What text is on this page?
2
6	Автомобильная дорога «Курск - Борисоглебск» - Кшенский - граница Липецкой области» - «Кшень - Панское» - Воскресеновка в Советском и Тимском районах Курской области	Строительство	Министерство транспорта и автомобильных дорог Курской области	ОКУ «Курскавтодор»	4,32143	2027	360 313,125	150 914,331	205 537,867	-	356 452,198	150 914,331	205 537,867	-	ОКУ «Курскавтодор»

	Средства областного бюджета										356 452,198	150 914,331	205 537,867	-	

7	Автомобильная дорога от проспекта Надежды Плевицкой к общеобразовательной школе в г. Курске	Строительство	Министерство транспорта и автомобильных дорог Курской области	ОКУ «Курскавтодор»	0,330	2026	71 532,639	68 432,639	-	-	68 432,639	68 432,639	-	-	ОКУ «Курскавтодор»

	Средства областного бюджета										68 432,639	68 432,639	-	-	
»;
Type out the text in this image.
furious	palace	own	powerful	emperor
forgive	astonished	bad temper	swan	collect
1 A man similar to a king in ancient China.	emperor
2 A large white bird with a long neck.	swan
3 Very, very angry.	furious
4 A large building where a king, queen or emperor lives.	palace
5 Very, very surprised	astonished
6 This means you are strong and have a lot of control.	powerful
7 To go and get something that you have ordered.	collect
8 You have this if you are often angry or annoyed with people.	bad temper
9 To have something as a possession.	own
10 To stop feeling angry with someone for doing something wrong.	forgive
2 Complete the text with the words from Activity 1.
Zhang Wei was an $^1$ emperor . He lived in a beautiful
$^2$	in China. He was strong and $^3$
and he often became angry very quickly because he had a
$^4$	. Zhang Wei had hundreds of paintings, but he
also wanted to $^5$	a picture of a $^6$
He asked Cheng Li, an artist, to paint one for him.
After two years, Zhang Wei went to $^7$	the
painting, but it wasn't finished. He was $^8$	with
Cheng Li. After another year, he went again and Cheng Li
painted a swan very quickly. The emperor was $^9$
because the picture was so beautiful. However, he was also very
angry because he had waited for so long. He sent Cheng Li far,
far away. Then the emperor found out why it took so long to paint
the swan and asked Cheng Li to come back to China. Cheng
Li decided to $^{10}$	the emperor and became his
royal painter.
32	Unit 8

• • • • • • •

Provide an exact reproduction of all the entries shown above.

**Solved problem**
What text is on this page?
2
6	Автомобильная дорога «Курск - Борисоглебск» - Кшенский - граница Липецкой области» - «Кшень - Панское» - Воскресеновка в Советском и Тимском районах Курской области	Строительство	Министерство транспорта и автомобильных дорог Курской области	ОКУ «Курскавтодор»	4,32143	2027	360 313,125	150 914,331	205 537,867	-	356 452,198	150 914,331	205 537,867	-	ОКУ «Курскавтодор»

	Средства областного бюджета										356 452,198	150 914,331	205 537,867	-	

7	Автомобильная дорога от проспекта Надежды Плевицкой к общеобразовательной школе в г. Курске	Строительство	Министерство транспорта и автомобильных дорог Курской области	ОКУ «Курскавтодор»	0,330	2026	71 532,639	68 432,639	-	-	68 432,639	68 432,639	-	-	ОКУ «Курскавтодор»

	Средства областного бюджета										68 432,639	68 432,639	-	-	
»;
Type out the text in this image.
furious	palace	own	powerful	emperor
forgive	astonished	bad temper	swan	collect
1 A man similar to a king in ancient China.	emperor
2 A large white bird with a long neck.	swan
3 Very, very angry.	furious
4 A large building where a king, queen or emperor lives.	palace
5 Very, very surprised	astonished
6 This means you are strong and have a lot of control.	powerful
7 To go and get something that you have ordered.	collect
8 You have this if you are often angry or annoyed with people.	bad temper
9 To have something as a possession.	own
10 To stop feeling angry with someone for doing something wrong.	forgive
2 Complete the text with the words from Activity 1.
Zhang Wei was an $^1$ emperor . He lived in a beautiful
$^2$	in China. He was strong and $^3$
and he often became angry very quickly because he had a
$^4$	. Zhang Wei had hundreds of paintings, but he
also wanted to $^5$	a picture of a $^6$
He asked Cheng Li, an artist, to paint one for him.
After two years, Zhang Wei went to $^7$	the
painting, but it wasn't finished. He was $^8$	with
Cheng Li. After another year, he went again and Cheng Li
painted a swan very quickly. The emperor was $^9$
because the picture was so beautiful. However, he was also very
angry because he had waited for so long. He sent Cheng Li far,
far away. Then the emperor found out why it took so long to paint
the swan and asked Cheng Li to come back to China. Cheng
Li decided to $^{10}$	the emperor and became his
royal painter.
32	Unit 8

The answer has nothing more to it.